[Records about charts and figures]
_____

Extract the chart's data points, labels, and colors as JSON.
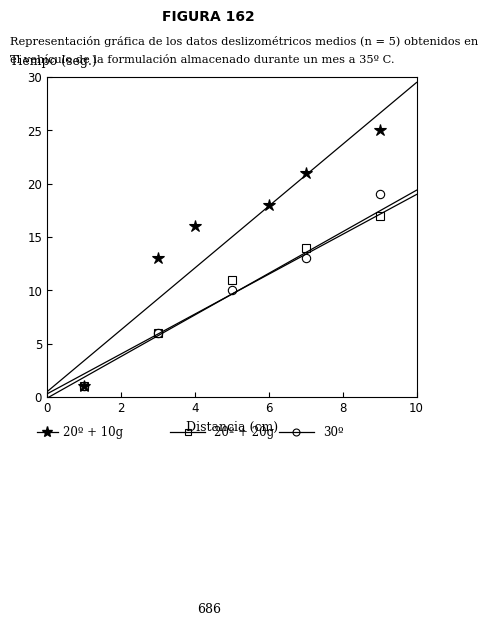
{
  "title": "FIGURA 162",
  "caption_line1": "Representación gráfica de los datos deslizométricos medios (n = 5) obtenidos en",
  "caption_line2": "el vehículo de la formulación almacenado durante un mes a 35º C.",
  "xlabel": "Distancia (cm)",
  "ylabel": "Tiempo (seg.)",
  "xlim": [
    0,
    10
  ],
  "ylim": [
    0,
    30
  ],
  "xticks": [
    0,
    2,
    4,
    6,
    8,
    10
  ],
  "yticks": [
    0,
    5,
    10,
    15,
    20,
    25,
    30
  ],
  "page_number": "686",
  "series": [
    {
      "label": "20º + 10g",
      "marker": "*",
      "x_data": [
        1,
        3,
        4,
        6,
        7,
        9
      ],
      "y_data": [
        1.0,
        13.0,
        16.0,
        18.0,
        21.0,
        25.0
      ],
      "fit_slope": 2.9,
      "fit_intercept": 0.5
    },
    {
      "label": "20º + 20g",
      "marker": "s",
      "x_data": [
        1,
        3,
        5,
        7,
        9
      ],
      "y_data": [
        1.0,
        6.0,
        11.0,
        14.0,
        17.0
      ],
      "fit_slope": 1.87,
      "fit_intercept": 0.3
    },
    {
      "label": "30º",
      "marker": "o",
      "x_data": [
        1,
        3,
        5,
        7,
        9
      ],
      "y_data": [
        1.0,
        6.0,
        10.0,
        13.0,
        19.0
      ],
      "fit_slope": 1.95,
      "fit_intercept": -0.1
    }
  ],
  "background_color": "#ffffff",
  "marker_size_star": 9,
  "marker_size_sq": 6,
  "marker_size_circle": 6
}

_____

> _Given problem_:
Make an exact copy of all entries above, dropping the images.

> _Answer to this task_:
Extract the chart's data points, labels, and colors as JSON.
{
  "title": "FIGURA 162",
  "caption_line1": "Representación gráfica de los datos deslizométricos medios (n = 5) obtenidos en",
  "caption_line2": "el vehículo de la formulación almacenado durante un mes a 35º C.",
  "xlabel": "Distancia (cm)",
  "ylabel": "Tiempo (seg.)",
  "xlim": [
    0,
    10
  ],
  "ylim": [
    0,
    30
  ],
  "xticks": [
    0,
    2,
    4,
    6,
    8,
    10
  ],
  "yticks": [
    0,
    5,
    10,
    15,
    20,
    25,
    30
  ],
  "page_number": "686",
  "series": [
    {
      "label": "20º + 10g",
      "marker": "*",
      "x_data": [
        1,
        3,
        4,
        6,
        7,
        9
      ],
      "y_data": [
        1.0,
        13.0,
        16.0,
        18.0,
        21.0,
        25.0
      ],
      "fit_slope": 2.9,
      "fit_intercept": 0.5
    },
    {
      "label": "20º + 20g",
      "marker": "s",
      "x_data": [
        1,
        3,
        5,
        7,
        9
      ],
      "y_data": [
        1.0,
        6.0,
        11.0,
        14.0,
        17.0
      ],
      "fit_slope": 1.87,
      "fit_intercept": 0.3
    },
    {
      "label": "30º",
      "marker": "o",
      "x_data": [
        1,
        3,
        5,
        7,
        9
      ],
      "y_data": [
        1.0,
        6.0,
        10.0,
        13.0,
        19.0
      ],
      "fit_slope": 1.95,
      "fit_intercept": -0.1
    }
  ],
  "background_color": "#ffffff",
  "marker_size_star": 9,
  "marker_size_sq": 6,
  "marker_size_circle": 6
}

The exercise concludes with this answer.